Exercise: Find each line with "screenshot" and copy it.

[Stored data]
☆ ☆ ☆ ☆ ☆

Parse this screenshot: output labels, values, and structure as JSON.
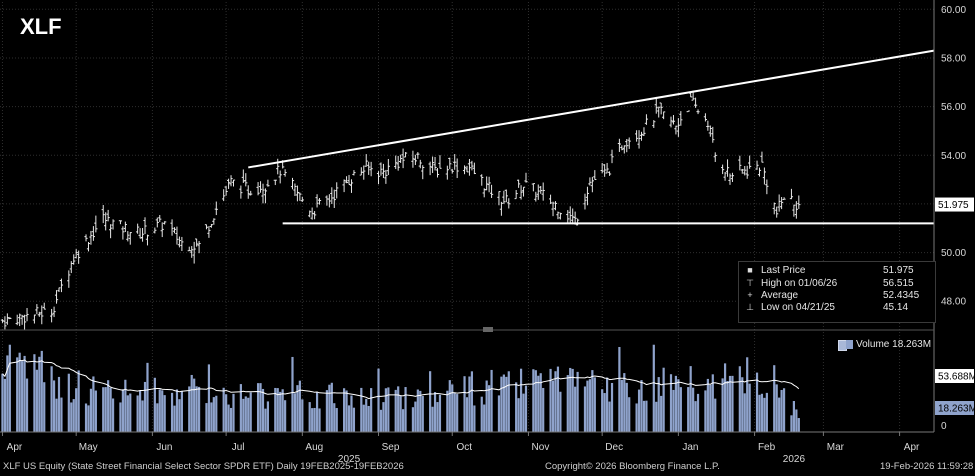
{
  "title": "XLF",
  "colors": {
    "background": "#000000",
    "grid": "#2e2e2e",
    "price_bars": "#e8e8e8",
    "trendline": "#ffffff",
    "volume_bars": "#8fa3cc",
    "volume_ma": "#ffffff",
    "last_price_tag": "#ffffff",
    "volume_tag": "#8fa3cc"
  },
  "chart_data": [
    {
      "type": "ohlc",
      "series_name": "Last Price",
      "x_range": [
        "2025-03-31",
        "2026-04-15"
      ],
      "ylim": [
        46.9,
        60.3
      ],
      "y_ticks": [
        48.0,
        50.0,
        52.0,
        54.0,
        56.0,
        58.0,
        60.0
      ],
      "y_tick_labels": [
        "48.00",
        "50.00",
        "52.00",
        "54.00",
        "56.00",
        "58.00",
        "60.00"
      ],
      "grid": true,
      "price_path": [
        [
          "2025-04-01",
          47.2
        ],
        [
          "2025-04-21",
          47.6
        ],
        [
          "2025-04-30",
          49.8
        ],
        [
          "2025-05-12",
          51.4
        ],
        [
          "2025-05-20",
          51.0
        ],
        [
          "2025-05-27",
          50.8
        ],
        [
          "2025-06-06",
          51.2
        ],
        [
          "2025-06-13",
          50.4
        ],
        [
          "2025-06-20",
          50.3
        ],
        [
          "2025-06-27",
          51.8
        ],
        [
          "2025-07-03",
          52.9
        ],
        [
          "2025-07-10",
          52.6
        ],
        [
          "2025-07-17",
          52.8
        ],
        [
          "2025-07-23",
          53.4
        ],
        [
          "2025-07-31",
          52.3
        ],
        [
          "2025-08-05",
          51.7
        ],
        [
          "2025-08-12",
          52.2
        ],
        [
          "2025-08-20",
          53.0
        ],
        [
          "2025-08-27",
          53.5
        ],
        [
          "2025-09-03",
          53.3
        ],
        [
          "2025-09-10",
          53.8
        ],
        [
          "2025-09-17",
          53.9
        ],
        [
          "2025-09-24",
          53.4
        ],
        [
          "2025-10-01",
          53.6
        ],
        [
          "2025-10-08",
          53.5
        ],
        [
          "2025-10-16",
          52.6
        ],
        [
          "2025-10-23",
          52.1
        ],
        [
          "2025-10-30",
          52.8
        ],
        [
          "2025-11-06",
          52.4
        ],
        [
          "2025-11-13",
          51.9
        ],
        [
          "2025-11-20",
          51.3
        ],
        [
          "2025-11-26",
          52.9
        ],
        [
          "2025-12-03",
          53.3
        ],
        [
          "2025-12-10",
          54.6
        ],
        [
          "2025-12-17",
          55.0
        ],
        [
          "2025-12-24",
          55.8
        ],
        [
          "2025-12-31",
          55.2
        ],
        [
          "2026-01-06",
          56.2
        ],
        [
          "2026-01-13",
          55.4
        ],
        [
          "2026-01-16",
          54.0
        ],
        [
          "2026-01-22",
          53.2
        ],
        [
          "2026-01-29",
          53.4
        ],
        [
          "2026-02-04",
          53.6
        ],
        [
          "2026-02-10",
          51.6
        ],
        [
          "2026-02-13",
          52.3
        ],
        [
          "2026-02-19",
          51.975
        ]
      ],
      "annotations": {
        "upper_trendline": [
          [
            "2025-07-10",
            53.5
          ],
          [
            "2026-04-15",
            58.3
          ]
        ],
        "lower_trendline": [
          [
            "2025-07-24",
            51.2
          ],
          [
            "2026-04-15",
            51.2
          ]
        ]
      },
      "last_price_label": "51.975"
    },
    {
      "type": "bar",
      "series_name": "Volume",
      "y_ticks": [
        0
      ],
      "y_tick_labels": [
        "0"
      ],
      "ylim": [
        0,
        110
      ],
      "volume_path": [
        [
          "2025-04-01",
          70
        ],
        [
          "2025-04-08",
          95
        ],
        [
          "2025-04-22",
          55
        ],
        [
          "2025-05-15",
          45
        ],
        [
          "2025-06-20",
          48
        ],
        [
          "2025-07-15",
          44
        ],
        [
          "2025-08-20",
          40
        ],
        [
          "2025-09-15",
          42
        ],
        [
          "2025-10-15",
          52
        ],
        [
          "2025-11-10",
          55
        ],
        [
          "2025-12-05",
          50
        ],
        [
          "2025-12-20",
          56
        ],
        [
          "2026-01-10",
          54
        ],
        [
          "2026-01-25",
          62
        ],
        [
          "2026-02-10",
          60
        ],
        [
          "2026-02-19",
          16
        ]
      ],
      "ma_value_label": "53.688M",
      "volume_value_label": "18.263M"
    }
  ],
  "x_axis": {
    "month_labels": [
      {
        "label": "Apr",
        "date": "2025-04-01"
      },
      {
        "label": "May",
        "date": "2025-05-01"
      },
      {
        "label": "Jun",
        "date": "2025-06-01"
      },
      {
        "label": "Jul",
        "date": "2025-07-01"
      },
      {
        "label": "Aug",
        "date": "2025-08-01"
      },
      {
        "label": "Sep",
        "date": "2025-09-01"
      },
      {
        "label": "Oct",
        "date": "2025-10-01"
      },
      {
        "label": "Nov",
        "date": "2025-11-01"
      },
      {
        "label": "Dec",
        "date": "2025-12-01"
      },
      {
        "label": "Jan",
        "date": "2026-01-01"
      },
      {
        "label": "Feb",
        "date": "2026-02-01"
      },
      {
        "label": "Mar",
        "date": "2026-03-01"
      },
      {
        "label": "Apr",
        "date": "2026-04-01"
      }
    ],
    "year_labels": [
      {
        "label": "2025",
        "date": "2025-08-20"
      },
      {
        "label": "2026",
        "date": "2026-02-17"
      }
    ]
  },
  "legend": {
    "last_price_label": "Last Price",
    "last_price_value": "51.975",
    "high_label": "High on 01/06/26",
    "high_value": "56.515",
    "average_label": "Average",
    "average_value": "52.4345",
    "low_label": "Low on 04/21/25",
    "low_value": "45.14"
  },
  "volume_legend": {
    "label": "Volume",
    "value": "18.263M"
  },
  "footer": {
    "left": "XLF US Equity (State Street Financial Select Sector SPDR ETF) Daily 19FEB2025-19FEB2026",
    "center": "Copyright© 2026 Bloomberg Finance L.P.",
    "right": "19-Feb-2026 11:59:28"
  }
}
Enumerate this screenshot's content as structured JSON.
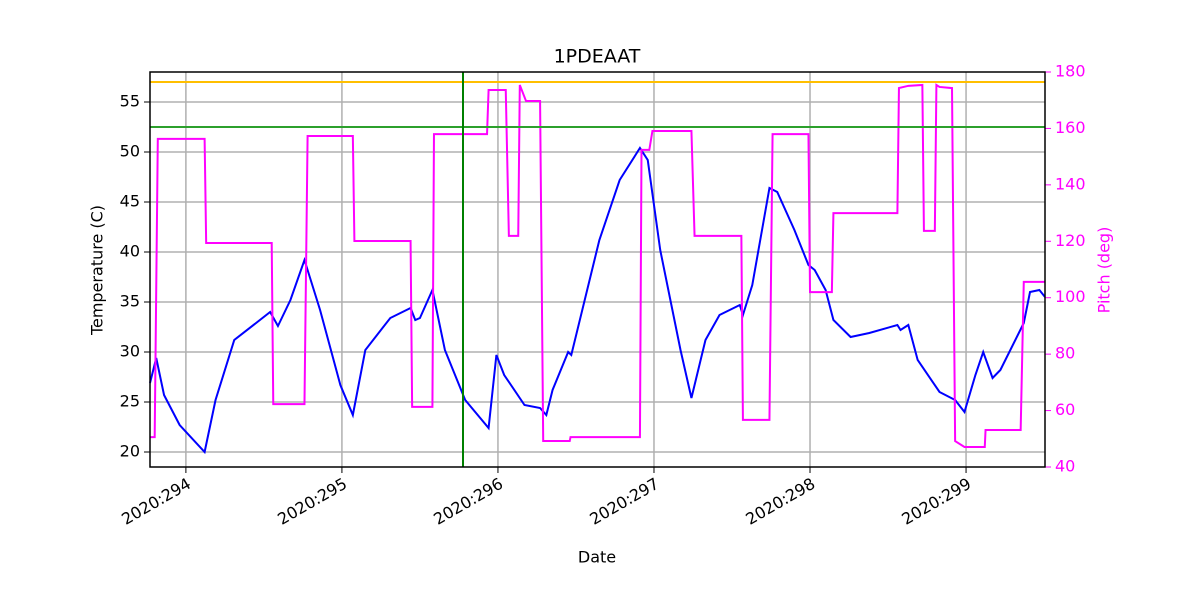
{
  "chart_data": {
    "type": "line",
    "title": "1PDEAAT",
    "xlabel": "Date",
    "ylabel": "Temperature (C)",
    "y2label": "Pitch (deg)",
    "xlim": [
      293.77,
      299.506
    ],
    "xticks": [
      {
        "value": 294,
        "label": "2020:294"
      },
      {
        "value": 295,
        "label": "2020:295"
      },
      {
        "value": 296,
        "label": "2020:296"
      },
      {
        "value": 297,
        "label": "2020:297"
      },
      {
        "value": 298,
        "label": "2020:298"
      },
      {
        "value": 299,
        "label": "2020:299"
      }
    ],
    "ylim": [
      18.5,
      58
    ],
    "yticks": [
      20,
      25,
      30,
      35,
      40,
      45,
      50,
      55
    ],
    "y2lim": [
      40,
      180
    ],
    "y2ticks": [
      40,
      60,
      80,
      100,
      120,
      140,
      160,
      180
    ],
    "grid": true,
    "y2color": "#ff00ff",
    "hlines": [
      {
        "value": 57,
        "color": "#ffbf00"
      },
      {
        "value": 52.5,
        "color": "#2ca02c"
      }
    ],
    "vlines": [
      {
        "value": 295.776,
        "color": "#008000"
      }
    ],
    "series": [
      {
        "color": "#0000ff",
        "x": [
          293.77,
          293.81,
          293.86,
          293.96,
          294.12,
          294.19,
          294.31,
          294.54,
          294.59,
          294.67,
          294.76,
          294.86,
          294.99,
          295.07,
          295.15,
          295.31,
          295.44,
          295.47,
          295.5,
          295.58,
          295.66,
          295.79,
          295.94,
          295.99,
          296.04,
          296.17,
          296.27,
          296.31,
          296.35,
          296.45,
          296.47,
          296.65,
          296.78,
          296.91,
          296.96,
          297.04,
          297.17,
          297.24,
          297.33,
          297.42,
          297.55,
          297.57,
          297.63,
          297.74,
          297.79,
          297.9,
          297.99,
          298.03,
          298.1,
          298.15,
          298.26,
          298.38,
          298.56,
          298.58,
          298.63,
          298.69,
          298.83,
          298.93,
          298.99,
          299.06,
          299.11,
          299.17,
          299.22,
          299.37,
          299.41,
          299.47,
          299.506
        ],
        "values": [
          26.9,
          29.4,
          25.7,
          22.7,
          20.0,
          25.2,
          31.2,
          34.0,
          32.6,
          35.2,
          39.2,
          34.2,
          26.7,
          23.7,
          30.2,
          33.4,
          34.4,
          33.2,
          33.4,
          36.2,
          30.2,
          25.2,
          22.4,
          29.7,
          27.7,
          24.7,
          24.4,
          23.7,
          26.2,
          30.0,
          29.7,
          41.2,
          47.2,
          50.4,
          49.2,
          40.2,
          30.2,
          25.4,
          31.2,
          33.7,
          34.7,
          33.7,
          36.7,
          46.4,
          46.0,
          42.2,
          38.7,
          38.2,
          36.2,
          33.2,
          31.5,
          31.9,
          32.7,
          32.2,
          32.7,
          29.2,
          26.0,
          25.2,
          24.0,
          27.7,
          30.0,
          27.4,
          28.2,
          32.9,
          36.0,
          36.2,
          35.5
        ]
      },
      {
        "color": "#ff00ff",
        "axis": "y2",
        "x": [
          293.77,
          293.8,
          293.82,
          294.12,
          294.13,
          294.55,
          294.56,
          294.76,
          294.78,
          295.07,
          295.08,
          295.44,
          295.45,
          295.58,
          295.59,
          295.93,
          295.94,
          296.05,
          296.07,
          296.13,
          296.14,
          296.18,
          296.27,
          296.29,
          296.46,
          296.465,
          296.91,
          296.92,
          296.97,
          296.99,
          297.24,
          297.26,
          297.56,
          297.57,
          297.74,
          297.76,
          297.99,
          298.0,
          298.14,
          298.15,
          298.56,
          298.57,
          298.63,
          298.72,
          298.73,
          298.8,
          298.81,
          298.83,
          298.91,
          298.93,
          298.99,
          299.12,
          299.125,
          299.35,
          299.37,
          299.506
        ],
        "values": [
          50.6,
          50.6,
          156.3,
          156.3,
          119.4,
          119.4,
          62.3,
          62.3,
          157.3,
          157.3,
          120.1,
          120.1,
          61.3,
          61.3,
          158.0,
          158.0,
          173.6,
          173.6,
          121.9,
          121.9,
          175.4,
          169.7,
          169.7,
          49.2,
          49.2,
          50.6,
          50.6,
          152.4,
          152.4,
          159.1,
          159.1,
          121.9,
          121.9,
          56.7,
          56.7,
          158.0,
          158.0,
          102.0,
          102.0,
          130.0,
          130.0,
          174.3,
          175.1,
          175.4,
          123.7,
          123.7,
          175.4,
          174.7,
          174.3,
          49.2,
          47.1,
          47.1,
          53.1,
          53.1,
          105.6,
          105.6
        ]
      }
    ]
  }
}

☆ ☆ ☆ ☆ ☆

Task result:
Parse this screenshot: output labels, values, and structure as JSON.
Enumerate this screenshot's content as structured JSON.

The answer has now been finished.